• [Required work]
Below are records to be output exactly, every one of them.

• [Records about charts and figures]

>>

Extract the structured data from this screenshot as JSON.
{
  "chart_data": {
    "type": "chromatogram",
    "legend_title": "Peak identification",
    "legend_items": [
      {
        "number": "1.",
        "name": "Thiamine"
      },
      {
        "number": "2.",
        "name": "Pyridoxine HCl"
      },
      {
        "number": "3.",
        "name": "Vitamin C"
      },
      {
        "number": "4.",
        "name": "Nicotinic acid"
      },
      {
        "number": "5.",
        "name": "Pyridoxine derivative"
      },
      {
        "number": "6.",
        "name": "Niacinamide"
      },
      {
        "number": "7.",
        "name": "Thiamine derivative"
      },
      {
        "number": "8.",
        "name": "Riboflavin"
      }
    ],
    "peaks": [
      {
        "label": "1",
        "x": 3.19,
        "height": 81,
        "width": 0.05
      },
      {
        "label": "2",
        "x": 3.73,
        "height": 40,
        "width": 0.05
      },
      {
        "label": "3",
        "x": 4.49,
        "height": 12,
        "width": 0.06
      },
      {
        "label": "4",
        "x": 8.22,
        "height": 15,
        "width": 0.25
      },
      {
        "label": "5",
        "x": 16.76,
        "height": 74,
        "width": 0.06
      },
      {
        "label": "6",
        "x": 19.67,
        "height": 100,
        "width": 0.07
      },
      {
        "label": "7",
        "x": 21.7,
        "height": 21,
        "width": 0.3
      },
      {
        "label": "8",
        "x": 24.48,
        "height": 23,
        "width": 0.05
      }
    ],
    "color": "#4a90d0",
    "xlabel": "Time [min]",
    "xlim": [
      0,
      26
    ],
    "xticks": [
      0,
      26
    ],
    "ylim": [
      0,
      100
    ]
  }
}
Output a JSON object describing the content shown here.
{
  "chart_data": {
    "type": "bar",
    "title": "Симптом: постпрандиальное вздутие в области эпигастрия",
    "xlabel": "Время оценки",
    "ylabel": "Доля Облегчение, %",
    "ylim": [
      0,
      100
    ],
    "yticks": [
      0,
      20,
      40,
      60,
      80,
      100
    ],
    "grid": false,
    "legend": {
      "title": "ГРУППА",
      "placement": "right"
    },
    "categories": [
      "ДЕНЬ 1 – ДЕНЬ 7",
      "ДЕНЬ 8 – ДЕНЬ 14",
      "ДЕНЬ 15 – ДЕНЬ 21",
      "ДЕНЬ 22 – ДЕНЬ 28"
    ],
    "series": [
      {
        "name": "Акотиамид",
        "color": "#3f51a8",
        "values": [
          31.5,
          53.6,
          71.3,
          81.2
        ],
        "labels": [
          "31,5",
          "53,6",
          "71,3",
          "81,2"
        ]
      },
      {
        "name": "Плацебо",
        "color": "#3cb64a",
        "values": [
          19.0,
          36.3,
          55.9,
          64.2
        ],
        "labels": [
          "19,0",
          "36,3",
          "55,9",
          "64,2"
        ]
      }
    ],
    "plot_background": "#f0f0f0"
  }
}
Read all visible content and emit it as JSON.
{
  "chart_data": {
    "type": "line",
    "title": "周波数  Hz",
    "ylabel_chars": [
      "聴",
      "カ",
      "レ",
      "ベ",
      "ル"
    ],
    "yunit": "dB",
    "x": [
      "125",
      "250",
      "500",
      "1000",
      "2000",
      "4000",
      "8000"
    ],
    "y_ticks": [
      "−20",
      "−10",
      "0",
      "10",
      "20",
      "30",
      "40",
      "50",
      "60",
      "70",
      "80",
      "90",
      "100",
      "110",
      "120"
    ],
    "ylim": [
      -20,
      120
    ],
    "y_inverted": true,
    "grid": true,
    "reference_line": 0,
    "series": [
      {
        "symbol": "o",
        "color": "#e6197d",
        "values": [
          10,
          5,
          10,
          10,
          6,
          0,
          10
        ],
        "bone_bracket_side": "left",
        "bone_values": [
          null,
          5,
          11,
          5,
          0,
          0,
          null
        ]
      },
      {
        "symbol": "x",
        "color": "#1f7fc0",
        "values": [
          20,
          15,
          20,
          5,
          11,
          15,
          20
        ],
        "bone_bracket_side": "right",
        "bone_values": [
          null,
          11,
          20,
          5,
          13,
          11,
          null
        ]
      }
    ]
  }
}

<<

• [Complete answer]
Extract the structured data from this screenshot as JSON.
{
  "chart_data": {
    "type": "chromatogram",
    "legend_title": "Peak identification",
    "legend_items": [
      {
        "number": "1.",
        "name": "Thiamine"
      },
      {
        "number": "2.",
        "name": "Pyridoxine HCl"
      },
      {
        "number": "3.",
        "name": "Vitamin C"
      },
      {
        "number": "4.",
        "name": "Nicotinic acid"
      },
      {
        "number": "5.",
        "name": "Pyridoxine derivative"
      },
      {
        "number": "6.",
        "name": "Niacinamide"
      },
      {
        "number": "7.",
        "name": "Thiamine derivative"
      },
      {
        "number": "8.",
        "name": "Riboflavin"
      }
    ],
    "peaks": [
      {
        "label": "1",
        "x": 3.19,
        "height": 81,
        "width": 0.05
      },
      {
        "label": "2",
        "x": 3.73,
        "height": 40,
        "width": 0.05
      },
      {
        "label": "3",
        "x": 4.49,
        "height": 12,
        "width": 0.06
      },
      {
        "label": "4",
        "x": 8.22,
        "height": 15,
        "width": 0.25
      },
      {
        "label": "5",
        "x": 16.76,
        "height": 74,
        "width": 0.06
      },
      {
        "label": "6",
        "x": 19.67,
        "height": 100,
        "width": 0.07
      },
      {
        "label": "7",
        "x": 21.7,
        "height": 21,
        "width": 0.3
      },
      {
        "label": "8",
        "x": 24.48,
        "height": 23,
        "width": 0.05
      }
    ],
    "color": "#4a90d0",
    "xlabel": "Time [min]",
    "xlim": [
      0,
      26
    ],
    "xticks": [
      0,
      26
    ],
    "ylim": [
      0,
      100
    ]
  }
}
Output a JSON object describing the content shown here.
{
  "chart_data": {
    "type": "bar",
    "title": "Симптом: постпрандиальное вздутие в области эпигастрия",
    "xlabel": "Время оценки",
    "ylabel": "Доля Облегчение, %",
    "ylim": [
      0,
      100
    ],
    "yticks": [
      0,
      20,
      40,
      60,
      80,
      100
    ],
    "grid": false,
    "legend": {
      "title": "ГРУППА",
      "placement": "right"
    },
    "categories": [
      "ДЕНЬ 1 – ДЕНЬ 7",
      "ДЕНЬ 8 – ДЕНЬ 14",
      "ДЕНЬ 15 – ДЕНЬ 21",
      "ДЕНЬ 22 – ДЕНЬ 28"
    ],
    "series": [
      {
        "name": "Акотиамид",
        "color": "#3f51a8",
        "values": [
          31.5,
          53.6,
          71.3,
          81.2
        ],
        "labels": [
          "31,5",
          "53,6",
          "71,3",
          "81,2"
        ]
      },
      {
        "name": "Плацебо",
        "color": "#3cb64a",
        "values": [
          19.0,
          36.3,
          55.9,
          64.2
        ],
        "labels": [
          "19,0",
          "36,3",
          "55,9",
          "64,2"
        ]
      }
    ],
    "plot_background": "#f0f0f0"
  }
}
Read all visible content and emit it as JSON.
{
  "chart_data": {
    "type": "line",
    "title": "周波数  Hz",
    "ylabel_chars": [
      "聴",
      "カ",
      "レ",
      "ベ",
      "ル"
    ],
    "yunit": "dB",
    "x": [
      "125",
      "250",
      "500",
      "1000",
      "2000",
      "4000",
      "8000"
    ],
    "y_ticks": [
      "−20",
      "−10",
      "0",
      "10",
      "20",
      "30",
      "40",
      "50",
      "60",
      "70",
      "80",
      "90",
      "100",
      "110",
      "120"
    ],
    "ylim": [
      -20,
      120
    ],
    "y_inverted": true,
    "grid": true,
    "reference_line": 0,
    "series": [
      {
        "symbol": "o",
        "color": "#e6197d",
        "values": [
          10,
          5,
          10,
          10,
          6,
          0,
          10
        ],
        "bone_bracket_side": "left",
        "bone_values": [
          null,
          5,
          11,
          5,
          0,
          0,
          null
        ]
      },
      {
        "symbol": "x",
        "color": "#1f7fc0",
        "values": [
          20,
          15,
          20,
          5,
          11,
          15,
          20
        ],
        "bone_bracket_side": "right",
        "bone_values": [
          null,
          11,
          20,
          5,
          13,
          11,
          null
        ]
      }
    ]
  }
}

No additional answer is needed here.